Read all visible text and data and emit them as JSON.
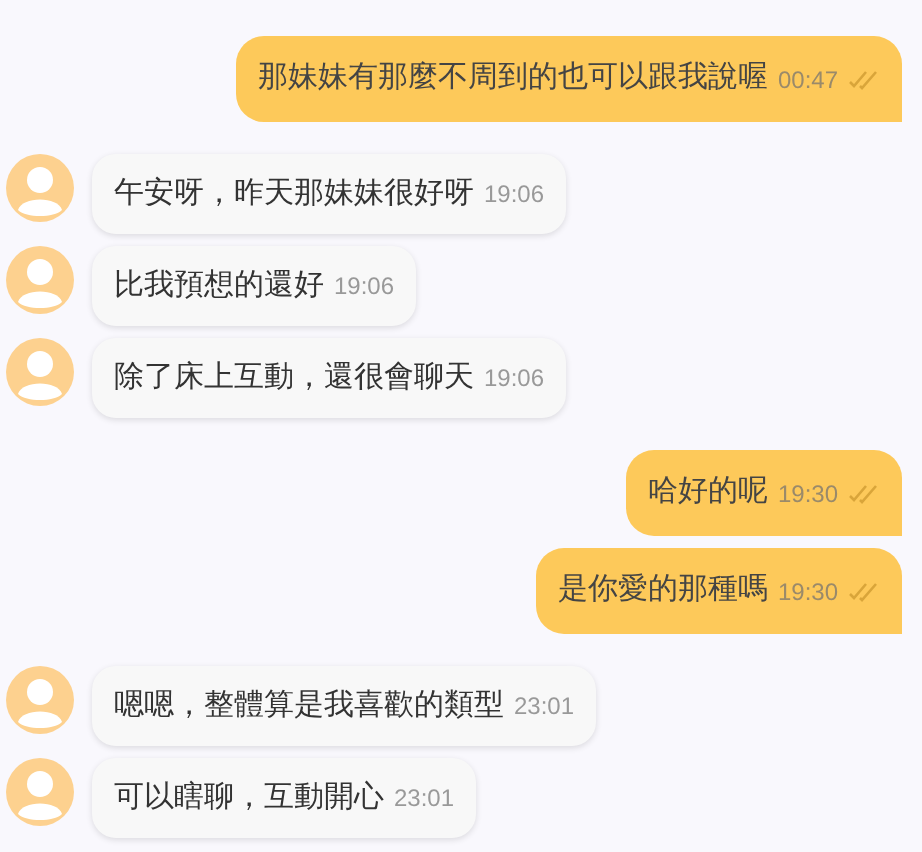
{
  "messages": [
    {
      "kind": "out",
      "text": "那妹妹有那麼不周到的也可以跟我說喔",
      "time": "00:47",
      "read": true
    },
    {
      "kind": "in",
      "text": "午安呀，昨天那妹妹很好呀",
      "time": "19:06"
    },
    {
      "kind": "in",
      "text": "比我預想的還好",
      "time": "19:06"
    },
    {
      "kind": "in",
      "text": "除了床上互動，還很會聊天",
      "time": "19:06"
    },
    {
      "kind": "out",
      "text": "哈好的呢",
      "time": "19:30",
      "read": true
    },
    {
      "kind": "out",
      "text": "是你愛的那種嗎",
      "time": "19:30",
      "read": true
    },
    {
      "kind": "in",
      "text": "嗯嗯，整體算是我喜歡的類型",
      "time": "23:01"
    },
    {
      "kind": "in",
      "text": "可以瞎聊，互動開心",
      "time": "23:01"
    }
  ]
}
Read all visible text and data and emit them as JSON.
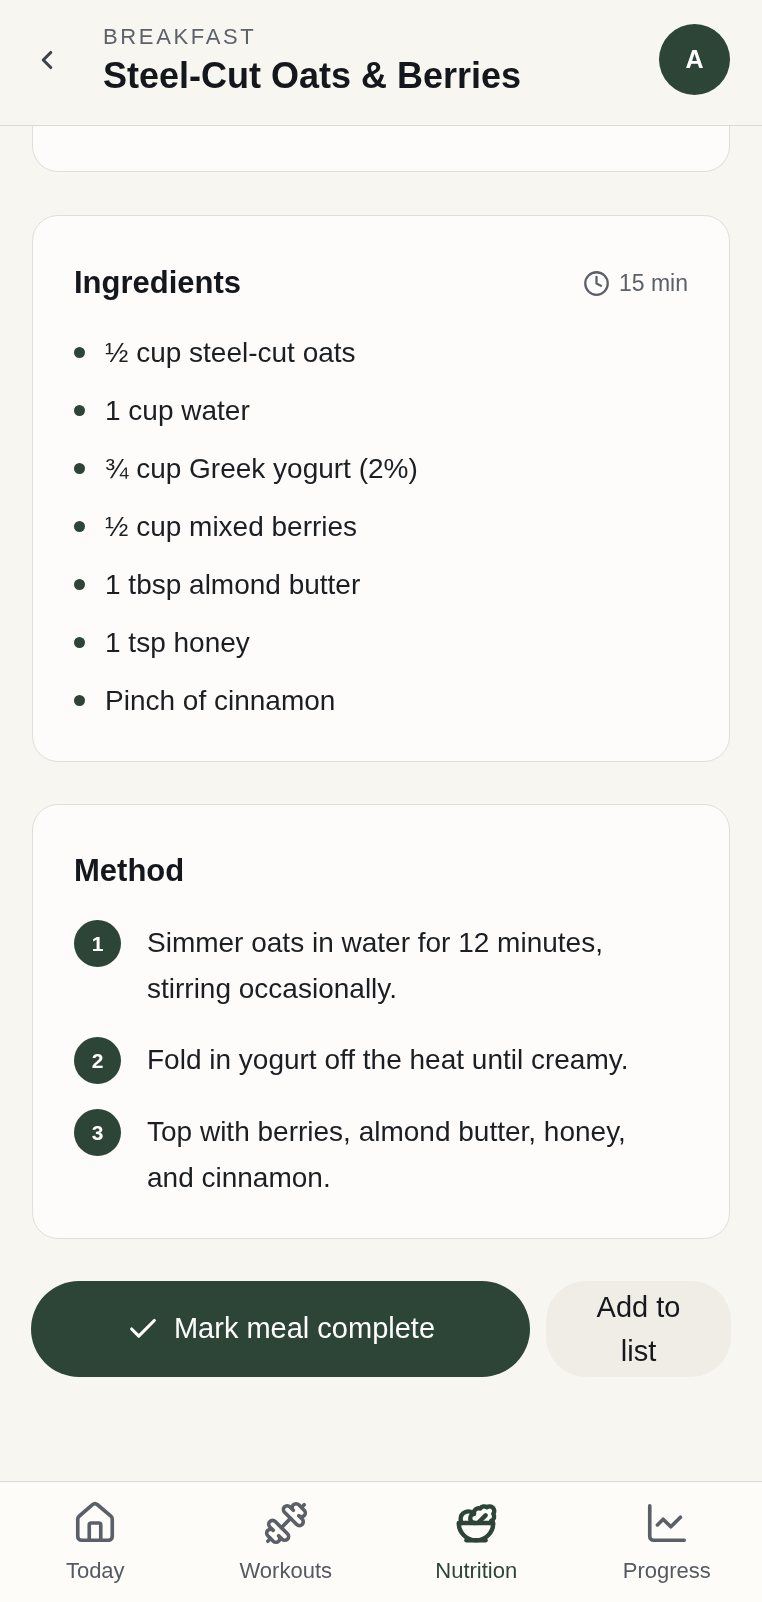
{
  "header": {
    "category": "BREAKFAST",
    "title": "Steel-Cut Oats & Berries",
    "avatar_initial": "A"
  },
  "ingredients": {
    "title": "Ingredients",
    "duration": "15 min",
    "items": [
      "½ cup steel-cut oats",
      "1 cup water",
      "¾ cup Greek yogurt (2%)",
      "½ cup mixed berries",
      "1 tbsp almond butter",
      "1 tsp honey",
      "Pinch of cinnamon"
    ]
  },
  "method": {
    "title": "Method",
    "steps": [
      {
        "number": "1",
        "text": "Simmer oats in water for 12 minutes, stirring occasionally."
      },
      {
        "number": "2",
        "text": "Fold in yogurt off the heat until creamy."
      },
      {
        "number": "3",
        "text": "Top with berries, almond butter, honey, and cinnamon."
      }
    ]
  },
  "actions": [
    {
      "kind": "primary",
      "label": "Mark meal complete"
    },
    {
      "kind": "secondary",
      "label": "Add to list"
    }
  ],
  "tab_bar": [
    {
      "kind": "home",
      "label": "Today",
      "selected": false
    },
    {
      "kind": "dumbbell",
      "label": "Workouts",
      "selected": false
    },
    {
      "kind": "salad",
      "label": "Nutrition",
      "selected": true
    },
    {
      "kind": "chart",
      "label": "Progress",
      "selected": false
    }
  ]
}
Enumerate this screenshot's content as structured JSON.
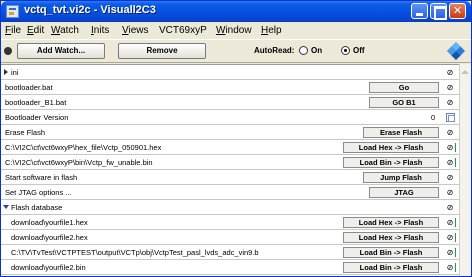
{
  "window": {
    "title": "vctq_tvt.vi2c - Visuall2C3"
  },
  "menu": [
    "File",
    "Edit",
    "Watch",
    "Inits",
    "Views",
    "VCT69xyP",
    "Window",
    "Help"
  ],
  "menu_underline": [
    "F",
    "E",
    "W",
    "I",
    "V",
    "",
    "W",
    "H"
  ],
  "toolbar": {
    "add_watch": "Add Watch...",
    "remove": "Remove",
    "autoread_label": "AutoRead:",
    "on_label": "On",
    "off_label": "Off",
    "autoread_selected": "Off"
  },
  "rows": [
    {
      "label": "ini",
      "kind": "group-collapsed",
      "end": "⊘"
    },
    {
      "label": "bootloader.bat",
      "button": "Go",
      "end": "⊘"
    },
    {
      "label": "bootloader_B1.bat",
      "button": "GO B1",
      "end": "⊘"
    },
    {
      "label": "Bootloader Version",
      "value": "0",
      "end": "check"
    },
    {
      "label": "Erase Flash",
      "button": "Erase Flash",
      "end": "⊘"
    },
    {
      "label": "C:\\VI2C\\ct\\vct6wxyP\\hex_file\\Vctp_050901.hex",
      "button": "Load Hex -> Flash",
      "end": "⊘",
      "marker": true
    },
    {
      "label": "C:\\VI2C\\ct\\vct6wxyP\\bin\\Vctp_fw_unable.bin",
      "button": "Load Bin -> Flash",
      "end": "⊘",
      "marker": true
    },
    {
      "label": "Start software in flash",
      "button": "Jump Flash",
      "end": "⊘"
    },
    {
      "label": "Set JTAG options ...",
      "button": "JTAG",
      "end": "⊘"
    },
    {
      "label": "Flash database",
      "kind": "group-expanded",
      "end": "⊘"
    },
    {
      "label": "download\\yourfile1.hex",
      "button": "Load Hex -> Flash",
      "end": "⊘",
      "marker": true,
      "indent": true
    },
    {
      "label": "download\\yourfile2.hex",
      "button": "Load Hex -> Flash",
      "end": "⊘",
      "marker": true,
      "indent": true
    },
    {
      "label": "C:\\TV\\TvTest\\VCTPTEST\\output\\VCTp\\obj\\VctpTest_pasl_lvds_adc_vin9.b",
      "button": "Load Bin -> Flash",
      "end": "⊘",
      "marker": true,
      "indent": true
    },
    {
      "label": "download\\yourfile2.bin",
      "button": "Load Bin -> Flash",
      "end": "⊘",
      "marker": true,
      "indent": true
    }
  ],
  "icons": {
    "title": "app-window-icon",
    "toolbar_right": "diamond-icon",
    "no_entry": "⊘"
  },
  "colors": {
    "titlebar": "#0650e0",
    "window_bg": "#ece9d8",
    "panel_bg": "#ffffff",
    "marker": "#0aa83a"
  }
}
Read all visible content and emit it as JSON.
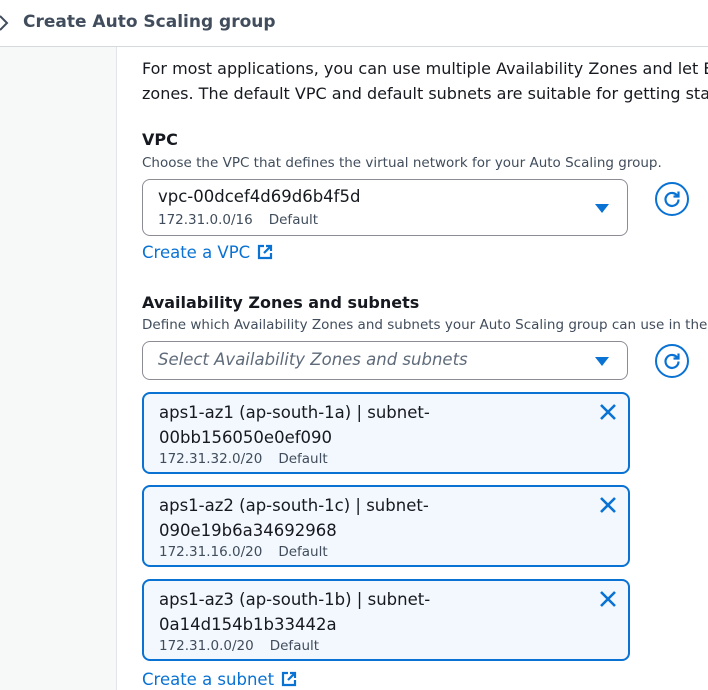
{
  "header": {
    "title": "Create Auto Scaling group"
  },
  "intro": {
    "line1": "For most applications, you can use multiple Availability Zones and let EC",
    "line2": "zones. The default VPC and default subnets are suitable for getting star"
  },
  "vpc": {
    "label": "VPC",
    "description": "Choose the VPC that defines the virtual network for your Auto Scaling group.",
    "selected_value": "vpc-00dcef4d69d6b4f5d",
    "cidr": "172.31.0.0/16",
    "tag": "Default",
    "create_link": "Create a VPC"
  },
  "subnets": {
    "label": "Availability Zones and subnets",
    "description": "Define which Availability Zones and subnets your Auto Scaling group can use in the",
    "placeholder": "Select Availability Zones and subnets",
    "tokens": [
      {
        "line1": "aps1-az1 (ap-south-1a) | subnet-",
        "line2": "00bb156050e0ef090",
        "cidr": "172.31.32.0/20",
        "tag": "Default"
      },
      {
        "line1": "aps1-az2 (ap-south-1c) | subnet-",
        "line2": "090e19b6a34692968",
        "cidr": "172.31.16.0/20",
        "tag": "Default"
      },
      {
        "line1": "aps1-az3 (ap-south-1b) | subnet-",
        "line2": "0a14d154b1b33442a",
        "cidr": "172.31.0.0/20",
        "tag": "Default"
      }
    ],
    "create_link": "Create a subnet"
  },
  "icons": {
    "header": "chevron-right-icon",
    "refresh": "refresh-icon",
    "dropdown": "caret-down-icon",
    "remove": "close-icon",
    "external": "external-link-icon"
  },
  "colors": {
    "accent": "#0972d3",
    "token_bg": "#f2f8fd",
    "text": "#16191f",
    "secondary": "#414d5c"
  }
}
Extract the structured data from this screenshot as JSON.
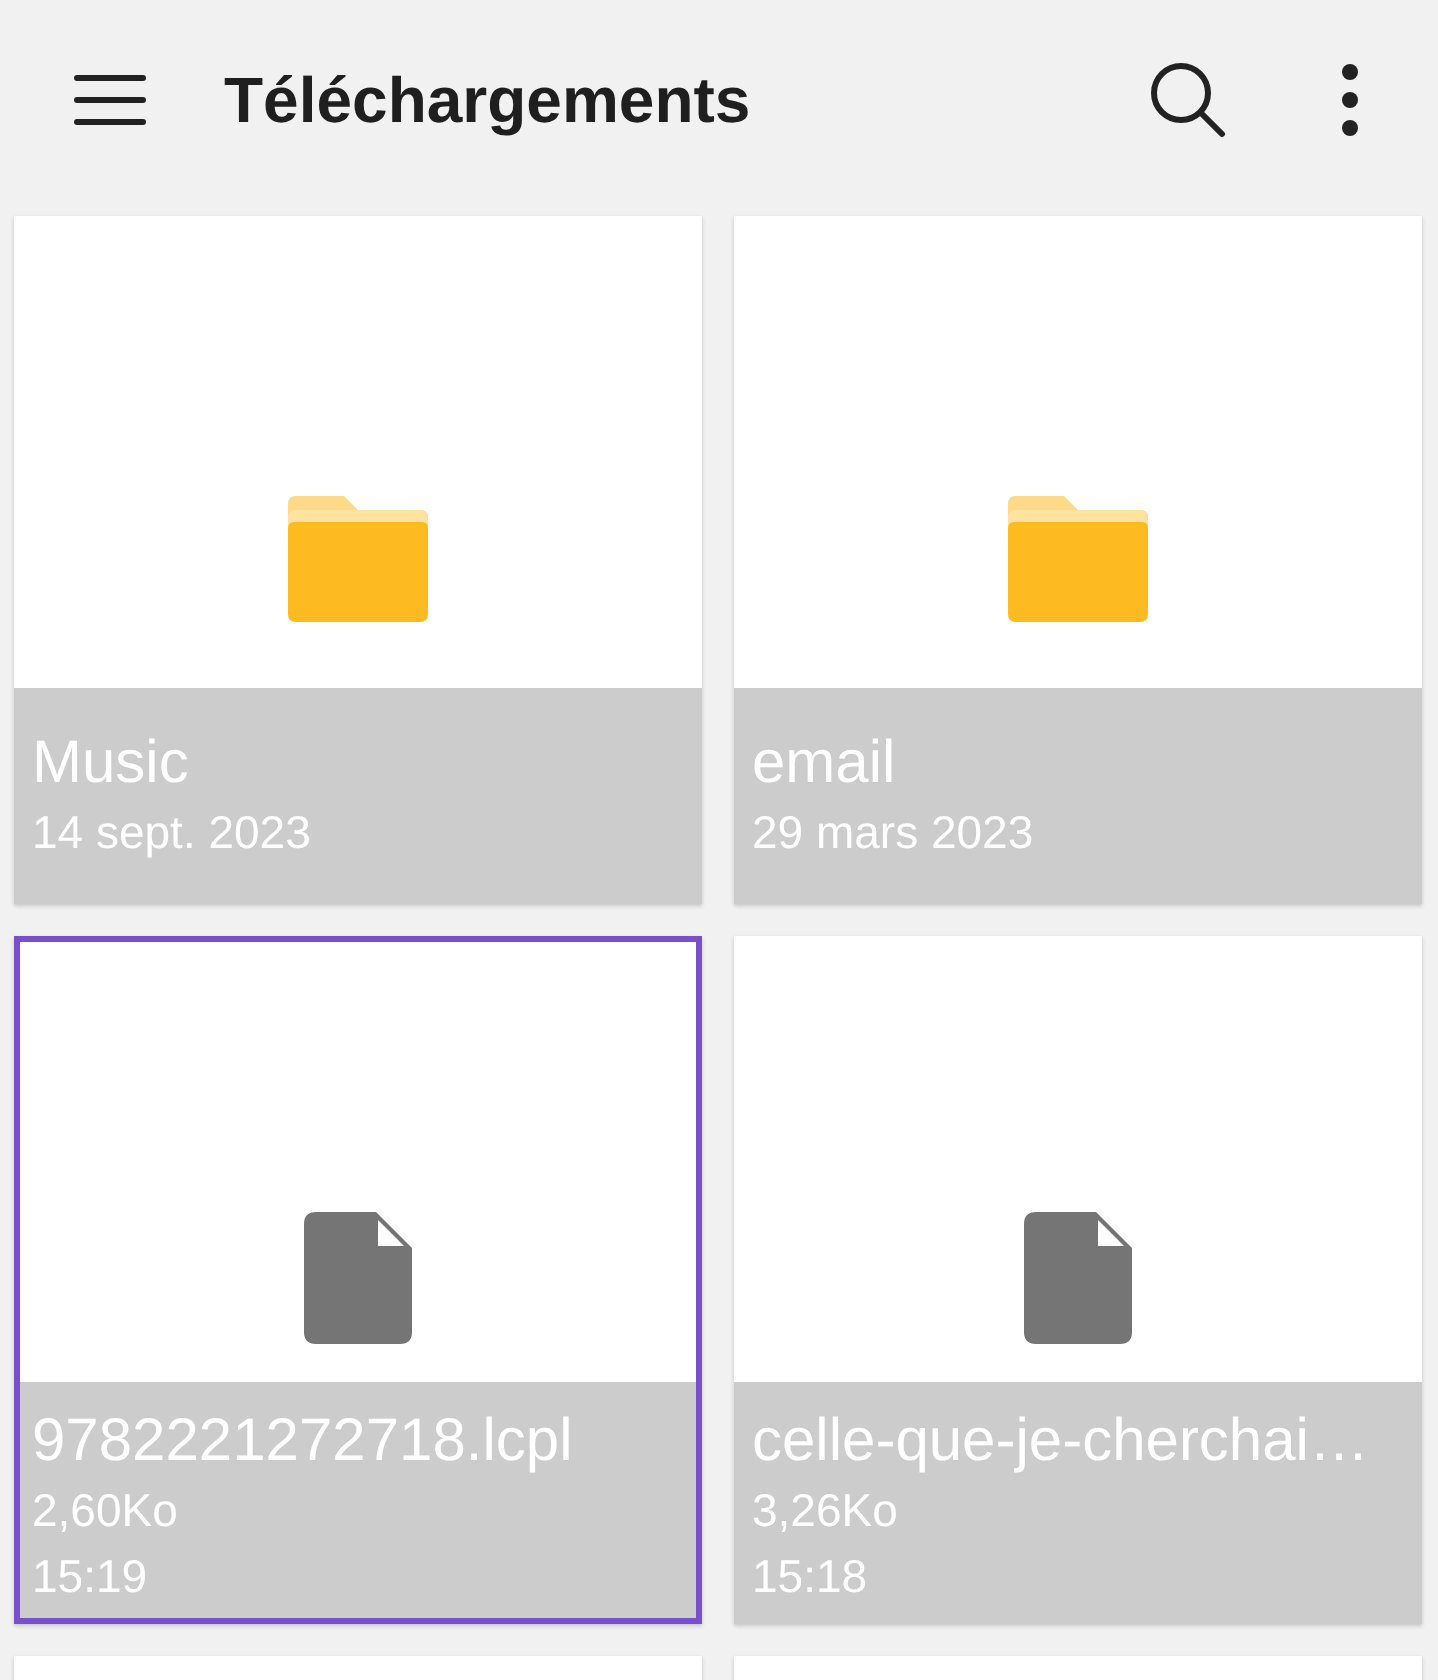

----------------------------------------

Requirement ▸ Go through the data above and transcribe it in full, omitting any image.

Answer to the problem ▸
Read all visible text and data and emit them as JSON.
{
  "messages": [
    {
      "kind": "out",
      "text": "那妹妹有那麼不周到的也可以跟我說喔",
      "time": "00:47",
      "read": true
    },
    {
      "kind": "in",
      "text": "午安呀，昨天那妹妹很好呀",
      "time": "19:06"
    },
    {
      "kind": "in",
      "text": "比我預想的還好",
      "time": "19:06"
    },
    {
      "kind": "in",
      "text": "除了床上互動，還很會聊天",
      "time": "19:06"
    },
    {
      "kind": "out",
      "text": "哈好的呢",
      "time": "19:30",
      "read": true
    },
    {
      "kind": "out",
      "text": "是你愛的那種嗎",
      "time": "19:30",
      "read": true
    },
    {
      "kind": "in",
      "text": "嗯嗯，整體算是我喜歡的類型",
      "time": "23:01"
    },
    {
      "kind": "in",
      "text": "可以瞎聊，互動開心",
      "time": "23:01"
    }
  ]
}
Read all visible text and data and emit them as JSON.
{
  "header": {
    "category": "BREAKFAST",
    "title": "Steel-Cut Oats & Berries",
    "avatar_initial": "A"
  },
  "ingredients": {
    "title": "Ingredients",
    "duration": "15 min",
    "items": [
      "½ cup steel-cut oats",
      "1 cup water",
      "¾ cup Greek yogurt (2%)",
      "½ cup mixed berries",
      "1 tbsp almond butter",
      "1 tsp honey",
      "Pinch of cinnamon"
    ]
  },
  "method": {
    "title": "Method",
    "steps": [
      {
        "number": "1",
        "text": "Simmer oats in water for 12 minutes, stirring occasionally."
      },
      {
        "number": "2",
        "text": "Fold in yogurt off the heat until creamy."
      },
      {
        "number": "3",
        "text": "Top with berries, almond butter, honey, and cinnamon."
      }
    ]
  },
  "actions": [
    {
      "kind": "primary",
      "label": "Mark meal complete"
    },
    {
      "kind": "secondary",
      "label": "Add to list"
    }
  ],
  "tab_bar": [
    {
      "kind": "home",
      "label": "Today",
      "selected": false
    },
    {
      "kind": "dumbbell",
      "label": "Workouts",
      "selected": false
    },
    {
      "kind": "salad",
      "label": "Nutrition",
      "selected": true
    },
    {
      "kind": "chart",
      "label": "Progress",
      "selected": false
    }
  ]
}
Enumerate this screenshot's content as structured JSON.
{
  "window": {
    "title": "vctq_tvt.vi2c - Visuall2C3"
  },
  "menu": [
    "File",
    "Edit",
    "Watch",
    "Inits",
    "Views",
    "VCT69xyP",
    "Window",
    "Help"
  ],
  "menu_underline": [
    "F",
    "E",
    "W",
    "I",
    "V",
    "",
    "W",
    "H"
  ],
  "toolbar": {
    "add_watch": "Add Watch...",
    "remove": "Remove",
    "autoread_label": "AutoRead:",
    "on_label": "On",
    "off_label": "Off",
    "autoread_selected": "Off"
  },
  "rows": [
    {
      "label": "ini",
      "kind": "group-collapsed",
      "end": "⊘"
    },
    {
      "label": "bootloader.bat",
      "button": "Go",
      "end": "⊘"
    },
    {
      "label": "bootloader_B1.bat",
      "button": "GO B1",
      "end": "⊘"
    },
    {
      "label": "Bootloader Version",
      "value": "0",
      "end": "check"
    },
    {
      "label": "Erase Flash",
      "button": "Erase Flash",
      "end": "⊘"
    },
    {
      "label": "C:\\VI2C\\ct\\vct6wxyP\\hex_file\\Vctp_050901.hex",
      "button": "Load Hex -> Flash",
      "end": "⊘",
      "marker": true
    },
    {
      "label": "C:\\VI2C\\ct\\vct6wxyP\\bin\\Vctp_fw_unable.bin",
      "button": "Load Bin -> Flash",
      "end": "⊘",
      "marker": true
    },
    {
      "label": "Start software in flash",
      "button": "Jump Flash",
      "end": "⊘"
    },
    {
      "label": "Set JTAG options ...",
      "button": "JTAG",
      "end": "⊘"
    },
    {
      "label": "Flash database",
      "kind": "group-expanded",
      "end": "⊘"
    },
    {
      "label": "download\\yourfile1.hex",
      "button": "Load Hex -> Flash",
      "end": "⊘",
      "marker": true,
      "indent": true
    },
    {
      "label": "download\\yourfile2.hex",
      "button": "Load Hex -> Flash",
      "end": "⊘",
      "marker": true,
      "indent": true
    },
    {
      "label": "C:\\TV\\TvTest\\VCTPTEST\\output\\VCTp\\obj\\VctpTest_pasl_lvds_adc_vin9.b",
      "button": "Load Bin -> Flash",
      "end": "⊘",
      "marker": true,
      "indent": true
    },
    {
      "label": "download\\yourfile2.bin",
      "button": "Load Bin -> Flash",
      "end": "⊘",
      "marker": true,
      "indent": true
    }
  ],
  "icons": {
    "title": "app-window-icon",
    "toolbar_right": "diamond-icon",
    "no_entry": "⊘"
  },
  "colors": {
    "titlebar": "#0650e0",
    "window_bg": "#ece9d8",
    "panel_bg": "#ffffff",
    "marker": "#0aa83a"
  }
}
Read all visible content and emit it as JSON.
{
  "header": {
    "title": "Create Auto Scaling group"
  },
  "intro": {
    "line1": "For most applications, you can use multiple Availability Zones and let EC",
    "line2": "zones. The default VPC and default subnets are suitable for getting star"
  },
  "vpc": {
    "label": "VPC",
    "description": "Choose the VPC that defines the virtual network for your Auto Scaling group.",
    "selected_value": "vpc-00dcef4d69d6b4f5d",
    "cidr": "172.31.0.0/16",
    "tag": "Default",
    "create_link": "Create a VPC"
  },
  "subnets": {
    "label": "Availability Zones and subnets",
    "description": "Define which Availability Zones and subnets your Auto Scaling group can use in the",
    "placeholder": "Select Availability Zones and subnets",
    "tokens": [
      {
        "line1": "aps1-az1 (ap-south-1a) | subnet-",
        "line2": "00bb156050e0ef090",
        "cidr": "172.31.32.0/20",
        "tag": "Default"
      },
      {
        "line1": "aps1-az2 (ap-south-1c) | subnet-",
        "line2": "090e19b6a34692968",
        "cidr": "172.31.16.0/20",
        "tag": "Default"
      },
      {
        "line1": "aps1-az3 (ap-south-1b) | subnet-",
        "line2": "0a14d154b1b33442a",
        "cidr": "172.31.0.0/20",
        "tag": "Default"
      }
    ],
    "create_link": "Create a subnet"
  },
  "icons": {
    "header": "chevron-right-icon",
    "refresh": "refresh-icon",
    "dropdown": "caret-down-icon",
    "remove": "close-icon",
    "external": "external-link-icon"
  },
  "colors": {
    "accent": "#0972d3",
    "token_bg": "#f2f8fd",
    "text": "#16191f",
    "secondary": "#414d5c"
  }
}
Extract the structured data from this screenshot as JSON.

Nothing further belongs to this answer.